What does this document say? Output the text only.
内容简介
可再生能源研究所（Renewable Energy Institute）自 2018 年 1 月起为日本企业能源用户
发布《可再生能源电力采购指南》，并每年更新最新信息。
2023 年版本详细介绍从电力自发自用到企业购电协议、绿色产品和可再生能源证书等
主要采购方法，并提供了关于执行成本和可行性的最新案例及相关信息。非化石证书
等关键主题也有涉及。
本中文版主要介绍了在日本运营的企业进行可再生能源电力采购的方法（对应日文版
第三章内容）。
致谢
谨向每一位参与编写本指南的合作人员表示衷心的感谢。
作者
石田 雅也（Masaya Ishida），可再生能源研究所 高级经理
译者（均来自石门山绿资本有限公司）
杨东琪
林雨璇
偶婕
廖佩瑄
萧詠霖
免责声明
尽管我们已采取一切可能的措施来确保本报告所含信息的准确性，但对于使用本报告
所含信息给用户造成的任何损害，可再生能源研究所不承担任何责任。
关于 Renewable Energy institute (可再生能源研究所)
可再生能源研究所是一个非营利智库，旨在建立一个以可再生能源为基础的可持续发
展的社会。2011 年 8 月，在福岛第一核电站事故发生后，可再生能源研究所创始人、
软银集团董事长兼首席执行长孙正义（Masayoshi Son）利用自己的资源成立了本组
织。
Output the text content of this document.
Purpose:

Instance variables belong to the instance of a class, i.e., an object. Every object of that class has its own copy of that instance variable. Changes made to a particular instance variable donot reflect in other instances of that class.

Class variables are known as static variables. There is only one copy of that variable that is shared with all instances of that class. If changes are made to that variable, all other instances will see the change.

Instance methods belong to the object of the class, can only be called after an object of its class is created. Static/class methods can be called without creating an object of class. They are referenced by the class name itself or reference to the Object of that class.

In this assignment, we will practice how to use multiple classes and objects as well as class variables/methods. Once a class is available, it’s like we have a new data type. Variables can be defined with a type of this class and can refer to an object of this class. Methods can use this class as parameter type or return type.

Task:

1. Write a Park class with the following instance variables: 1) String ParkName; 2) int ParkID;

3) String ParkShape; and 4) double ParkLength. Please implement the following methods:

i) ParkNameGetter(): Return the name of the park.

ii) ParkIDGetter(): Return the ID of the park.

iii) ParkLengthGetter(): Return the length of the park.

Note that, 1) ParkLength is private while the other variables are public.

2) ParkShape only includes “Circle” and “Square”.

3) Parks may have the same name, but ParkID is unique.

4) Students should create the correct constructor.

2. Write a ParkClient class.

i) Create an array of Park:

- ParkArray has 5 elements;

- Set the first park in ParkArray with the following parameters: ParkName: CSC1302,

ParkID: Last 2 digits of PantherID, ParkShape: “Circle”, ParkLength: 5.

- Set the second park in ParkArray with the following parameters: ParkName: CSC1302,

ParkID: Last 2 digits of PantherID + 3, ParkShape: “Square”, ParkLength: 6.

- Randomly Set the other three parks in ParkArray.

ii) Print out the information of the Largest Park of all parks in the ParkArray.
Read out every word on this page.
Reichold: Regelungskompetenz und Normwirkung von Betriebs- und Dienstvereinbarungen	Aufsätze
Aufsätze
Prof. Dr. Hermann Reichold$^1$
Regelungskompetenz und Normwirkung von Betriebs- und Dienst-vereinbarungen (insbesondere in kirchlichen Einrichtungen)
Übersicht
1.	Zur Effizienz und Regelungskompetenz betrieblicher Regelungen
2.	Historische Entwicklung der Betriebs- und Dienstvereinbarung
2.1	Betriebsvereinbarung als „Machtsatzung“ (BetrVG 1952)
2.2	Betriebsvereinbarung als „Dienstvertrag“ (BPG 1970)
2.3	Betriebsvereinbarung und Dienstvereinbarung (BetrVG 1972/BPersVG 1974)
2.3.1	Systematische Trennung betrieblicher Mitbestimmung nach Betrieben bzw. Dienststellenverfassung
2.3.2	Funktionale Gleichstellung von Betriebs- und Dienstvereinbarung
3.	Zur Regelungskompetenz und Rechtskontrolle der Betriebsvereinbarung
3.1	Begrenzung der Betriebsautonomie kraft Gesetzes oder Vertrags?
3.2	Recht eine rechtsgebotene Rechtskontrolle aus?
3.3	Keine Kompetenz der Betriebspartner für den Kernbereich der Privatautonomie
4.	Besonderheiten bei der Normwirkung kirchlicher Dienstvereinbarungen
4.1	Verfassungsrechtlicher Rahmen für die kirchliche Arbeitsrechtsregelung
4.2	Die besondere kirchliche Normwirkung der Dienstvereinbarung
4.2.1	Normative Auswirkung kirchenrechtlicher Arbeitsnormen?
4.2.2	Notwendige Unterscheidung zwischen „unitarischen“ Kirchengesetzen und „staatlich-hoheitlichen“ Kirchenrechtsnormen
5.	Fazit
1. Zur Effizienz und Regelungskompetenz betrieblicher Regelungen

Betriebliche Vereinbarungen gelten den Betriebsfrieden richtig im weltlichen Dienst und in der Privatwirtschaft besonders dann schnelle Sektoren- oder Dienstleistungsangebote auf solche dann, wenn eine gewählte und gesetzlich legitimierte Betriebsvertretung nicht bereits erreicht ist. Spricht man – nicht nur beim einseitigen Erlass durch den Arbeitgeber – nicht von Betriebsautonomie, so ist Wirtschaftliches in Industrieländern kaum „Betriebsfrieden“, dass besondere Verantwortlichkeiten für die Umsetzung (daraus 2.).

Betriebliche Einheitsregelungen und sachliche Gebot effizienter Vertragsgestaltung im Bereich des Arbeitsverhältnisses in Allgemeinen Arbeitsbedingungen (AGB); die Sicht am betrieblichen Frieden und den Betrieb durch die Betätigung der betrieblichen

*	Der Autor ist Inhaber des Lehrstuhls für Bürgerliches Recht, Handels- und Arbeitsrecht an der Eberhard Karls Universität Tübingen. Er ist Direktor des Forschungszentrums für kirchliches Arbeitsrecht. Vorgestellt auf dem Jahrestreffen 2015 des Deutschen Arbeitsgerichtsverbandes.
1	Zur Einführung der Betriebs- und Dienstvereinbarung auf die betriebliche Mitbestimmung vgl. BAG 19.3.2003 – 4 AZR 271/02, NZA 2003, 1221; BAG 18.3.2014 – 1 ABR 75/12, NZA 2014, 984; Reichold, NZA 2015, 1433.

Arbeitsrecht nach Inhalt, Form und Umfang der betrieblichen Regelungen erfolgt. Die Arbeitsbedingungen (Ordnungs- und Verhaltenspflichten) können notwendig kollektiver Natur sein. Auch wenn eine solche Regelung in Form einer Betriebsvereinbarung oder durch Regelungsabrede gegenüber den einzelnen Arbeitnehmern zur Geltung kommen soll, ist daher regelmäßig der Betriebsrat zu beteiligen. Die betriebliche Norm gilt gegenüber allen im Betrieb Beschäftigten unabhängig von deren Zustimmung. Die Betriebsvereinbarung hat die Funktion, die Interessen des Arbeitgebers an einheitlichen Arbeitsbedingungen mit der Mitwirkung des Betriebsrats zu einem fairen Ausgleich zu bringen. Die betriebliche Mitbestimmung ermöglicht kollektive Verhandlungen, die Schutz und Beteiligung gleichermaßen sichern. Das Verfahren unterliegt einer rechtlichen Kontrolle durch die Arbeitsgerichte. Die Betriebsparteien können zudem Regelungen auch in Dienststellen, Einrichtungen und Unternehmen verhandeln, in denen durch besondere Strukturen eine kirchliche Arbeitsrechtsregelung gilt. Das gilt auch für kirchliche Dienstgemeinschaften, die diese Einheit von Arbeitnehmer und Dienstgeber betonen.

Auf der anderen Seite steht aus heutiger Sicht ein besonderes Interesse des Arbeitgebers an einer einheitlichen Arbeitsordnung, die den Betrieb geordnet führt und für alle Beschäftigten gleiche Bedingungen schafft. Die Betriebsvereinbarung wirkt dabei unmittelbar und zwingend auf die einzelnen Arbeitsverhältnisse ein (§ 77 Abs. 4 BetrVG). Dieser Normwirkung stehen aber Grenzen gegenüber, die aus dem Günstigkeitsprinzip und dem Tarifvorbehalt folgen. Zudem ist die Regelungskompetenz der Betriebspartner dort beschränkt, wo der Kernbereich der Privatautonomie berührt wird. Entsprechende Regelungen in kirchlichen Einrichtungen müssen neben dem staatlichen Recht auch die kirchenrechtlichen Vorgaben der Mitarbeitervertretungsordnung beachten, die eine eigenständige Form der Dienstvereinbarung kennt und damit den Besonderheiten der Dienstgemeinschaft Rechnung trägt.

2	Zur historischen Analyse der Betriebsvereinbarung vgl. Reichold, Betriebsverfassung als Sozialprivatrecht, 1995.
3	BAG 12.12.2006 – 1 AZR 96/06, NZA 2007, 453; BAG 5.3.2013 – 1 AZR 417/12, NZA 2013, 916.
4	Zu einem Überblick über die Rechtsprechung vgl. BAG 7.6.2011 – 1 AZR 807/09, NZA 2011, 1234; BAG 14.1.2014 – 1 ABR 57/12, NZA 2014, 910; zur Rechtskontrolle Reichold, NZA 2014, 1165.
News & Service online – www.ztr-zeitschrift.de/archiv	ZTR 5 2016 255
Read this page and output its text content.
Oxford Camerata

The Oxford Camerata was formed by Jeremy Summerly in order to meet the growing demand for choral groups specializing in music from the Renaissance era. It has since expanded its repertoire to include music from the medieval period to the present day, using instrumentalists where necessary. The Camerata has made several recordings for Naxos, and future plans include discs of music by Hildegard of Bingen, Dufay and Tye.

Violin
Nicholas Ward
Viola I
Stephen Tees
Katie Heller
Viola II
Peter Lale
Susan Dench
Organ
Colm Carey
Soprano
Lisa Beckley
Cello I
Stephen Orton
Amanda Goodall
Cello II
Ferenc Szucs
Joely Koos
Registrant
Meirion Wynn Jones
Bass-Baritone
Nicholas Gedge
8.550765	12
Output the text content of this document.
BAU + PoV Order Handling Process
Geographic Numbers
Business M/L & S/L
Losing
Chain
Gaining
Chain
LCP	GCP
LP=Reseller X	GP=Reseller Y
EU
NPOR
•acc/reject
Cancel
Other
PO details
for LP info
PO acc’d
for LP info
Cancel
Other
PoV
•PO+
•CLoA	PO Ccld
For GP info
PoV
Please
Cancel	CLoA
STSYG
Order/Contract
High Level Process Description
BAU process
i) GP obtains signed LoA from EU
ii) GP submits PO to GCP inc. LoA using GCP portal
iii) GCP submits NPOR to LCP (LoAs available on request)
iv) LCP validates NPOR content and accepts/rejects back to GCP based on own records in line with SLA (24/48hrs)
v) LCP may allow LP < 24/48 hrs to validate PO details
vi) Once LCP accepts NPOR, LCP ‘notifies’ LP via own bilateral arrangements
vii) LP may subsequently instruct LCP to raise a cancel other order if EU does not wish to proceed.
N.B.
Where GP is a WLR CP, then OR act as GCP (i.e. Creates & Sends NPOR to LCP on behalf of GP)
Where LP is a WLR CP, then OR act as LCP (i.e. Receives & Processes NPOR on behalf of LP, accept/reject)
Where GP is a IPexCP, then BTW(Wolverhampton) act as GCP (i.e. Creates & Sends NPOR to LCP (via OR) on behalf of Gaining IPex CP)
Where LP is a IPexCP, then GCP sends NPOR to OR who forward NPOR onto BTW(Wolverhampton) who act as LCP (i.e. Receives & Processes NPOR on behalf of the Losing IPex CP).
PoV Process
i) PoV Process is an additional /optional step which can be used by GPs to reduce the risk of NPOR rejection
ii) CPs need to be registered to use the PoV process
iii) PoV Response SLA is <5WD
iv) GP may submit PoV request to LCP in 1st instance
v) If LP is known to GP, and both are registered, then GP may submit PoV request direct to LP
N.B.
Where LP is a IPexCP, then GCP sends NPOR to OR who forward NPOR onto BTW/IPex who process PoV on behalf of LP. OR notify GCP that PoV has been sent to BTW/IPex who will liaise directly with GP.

> _Task prompt_: Extract, from the material above, each line holding the word "Energy".

> _Answer to this exercise_:
可再生能源研究所（Renewable Energy Institute）自 2018 年 1 月起为日本企业能源用户
关于 Renewable Energy institute (可再生能源研究所)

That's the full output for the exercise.